Written request:
Reproduce the complete listing without any deviation.

---------- Dataset ----------

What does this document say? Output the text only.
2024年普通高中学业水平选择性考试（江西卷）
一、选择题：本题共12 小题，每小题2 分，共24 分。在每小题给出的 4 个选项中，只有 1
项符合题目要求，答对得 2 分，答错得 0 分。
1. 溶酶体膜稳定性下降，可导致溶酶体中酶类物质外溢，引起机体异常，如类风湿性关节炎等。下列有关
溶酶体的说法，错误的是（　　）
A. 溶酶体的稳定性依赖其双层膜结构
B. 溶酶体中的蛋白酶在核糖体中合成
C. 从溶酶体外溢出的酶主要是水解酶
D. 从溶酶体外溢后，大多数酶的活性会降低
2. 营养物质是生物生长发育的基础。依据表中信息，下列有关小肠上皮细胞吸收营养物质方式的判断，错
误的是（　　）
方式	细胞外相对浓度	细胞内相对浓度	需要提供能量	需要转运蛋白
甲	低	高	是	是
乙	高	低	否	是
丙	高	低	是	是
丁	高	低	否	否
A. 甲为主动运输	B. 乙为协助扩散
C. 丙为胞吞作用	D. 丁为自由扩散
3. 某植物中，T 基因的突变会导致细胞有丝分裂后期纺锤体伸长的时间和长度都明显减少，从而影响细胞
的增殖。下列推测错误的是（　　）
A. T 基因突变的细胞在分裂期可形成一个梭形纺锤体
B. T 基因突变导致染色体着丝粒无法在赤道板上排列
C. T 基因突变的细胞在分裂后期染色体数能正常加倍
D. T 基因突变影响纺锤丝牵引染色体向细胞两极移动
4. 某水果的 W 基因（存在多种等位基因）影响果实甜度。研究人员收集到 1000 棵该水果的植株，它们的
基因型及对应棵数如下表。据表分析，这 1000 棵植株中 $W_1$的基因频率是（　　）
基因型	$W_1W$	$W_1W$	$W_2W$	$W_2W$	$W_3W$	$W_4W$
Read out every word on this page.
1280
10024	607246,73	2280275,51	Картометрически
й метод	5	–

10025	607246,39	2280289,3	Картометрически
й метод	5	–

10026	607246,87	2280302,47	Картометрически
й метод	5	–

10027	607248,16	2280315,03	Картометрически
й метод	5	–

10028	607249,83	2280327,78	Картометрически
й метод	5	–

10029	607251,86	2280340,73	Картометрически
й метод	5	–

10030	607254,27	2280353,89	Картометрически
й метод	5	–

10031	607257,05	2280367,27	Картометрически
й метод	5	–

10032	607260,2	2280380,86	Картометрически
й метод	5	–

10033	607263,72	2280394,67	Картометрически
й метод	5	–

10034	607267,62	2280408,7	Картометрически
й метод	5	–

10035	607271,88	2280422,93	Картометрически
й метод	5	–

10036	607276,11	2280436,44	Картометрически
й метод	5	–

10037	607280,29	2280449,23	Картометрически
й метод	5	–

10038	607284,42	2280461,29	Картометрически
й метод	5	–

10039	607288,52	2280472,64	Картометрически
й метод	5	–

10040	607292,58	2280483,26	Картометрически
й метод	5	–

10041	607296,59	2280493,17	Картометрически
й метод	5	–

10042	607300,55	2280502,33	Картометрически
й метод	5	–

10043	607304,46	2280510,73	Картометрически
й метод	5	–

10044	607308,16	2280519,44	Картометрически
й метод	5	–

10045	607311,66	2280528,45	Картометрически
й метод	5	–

----------

Expected answer:
What does this document say? Output the text only.
2024年普通高中学业水平选择性考试（江西卷）
一、选择题：本题共12 小题，每小题2 分，共24 分。在每小题给出的 4 个选项中，只有 1
项符合题目要求，答对得 2 分，答错得 0 分。
1. 溶酶体膜稳定性下降，可导致溶酶体中酶类物质外溢，引起机体异常，如类风湿性关节炎等。下列有关
溶酶体的说法，错误的是（　　）
A. 溶酶体的稳定性依赖其双层膜结构
B. 溶酶体中的蛋白酶在核糖体中合成
C. 从溶酶体外溢出的酶主要是水解酶
D. 从溶酶体外溢后，大多数酶的活性会降低
2. 营养物质是生物生长发育的基础。依据表中信息，下列有关小肠上皮细胞吸收营养物质方式的判断，错
误的是（　　）
方式	细胞外相对浓度	细胞内相对浓度	需要提供能量	需要转运蛋白
甲	低	高	是	是
乙	高	低	否	是
丙	高	低	是	是
丁	高	低	否	否
A. 甲为主动运输	B. 乙为协助扩散
C. 丙为胞吞作用	D. 丁为自由扩散
3. 某植物中，T 基因的突变会导致细胞有丝分裂后期纺锤体伸长的时间和长度都明显减少，从而影响细胞
的增殖。下列推测错误的是（　　）
A. T 基因突变的细胞在分裂期可形成一个梭形纺锤体
B. T 基因突变导致染色体着丝粒无法在赤道板上排列
C. T 基因突变的细胞在分裂后期染色体数能正常加倍
D. T 基因突变影响纺锤丝牵引染色体向细胞两极移动
4. 某水果的 W 基因（存在多种等位基因）影响果实甜度。研究人员收集到 1000 棵该水果的植株，它们的
基因型及对应棵数如下表。据表分析，这 1000 棵植株中 $W_1$的基因频率是（　　）
基因型	$W_1W$	$W_1W$	$W_2W$	$W_2W$	$W_3W$	$W_4W$
Read out every word on this page.
1280
10024	607246,73	2280275,51	Картометрически
й метод	5	–

10025	607246,39	2280289,3	Картометрически
й метод	5	–

10026	607246,87	2280302,47	Картометрически
й метод	5	–

10027	607248,16	2280315,03	Картометрически
й метод	5	–

10028	607249,83	2280327,78	Картометрически
й метод	5	–

10029	607251,86	2280340,73	Картометрически
й метод	5	–

10030	607254,27	2280353,89	Картометрически
й метод	5	–

10031	607257,05	2280367,27	Картометрически
й метод	5	–

10032	607260,2	2280380,86	Картометрически
й метод	5	–

10033	607263,72	2280394,67	Картометрически
й метод	5	–

10034	607267,62	2280408,7	Картометрически
й метод	5	–

10035	607271,88	2280422,93	Картометрически
й метод	5	–

10036	607276,11	2280436,44	Картометрически
й метод	5	–

10037	607280,29	2280449,23	Картометрически
й метод	5	–

10038	607284,42	2280461,29	Картометрически
й метод	5	–

10039	607288,52	2280472,64	Картометрически
й метод	5	–

10040	607292,58	2280483,26	Картометрически
й метод	5	–

10041	607296,59	2280493,17	Картометрически
й метод	5	–

10042	607300,55	2280502,33	Картометрически
й метод	5	–

10043	607304,46	2280510,73	Картометрически
й метод	5	–

10044	607308,16	2280519,44	Картометрически
й метод	5	–

10045	607311,66	2280528,45	Картометрически
й метод	5	–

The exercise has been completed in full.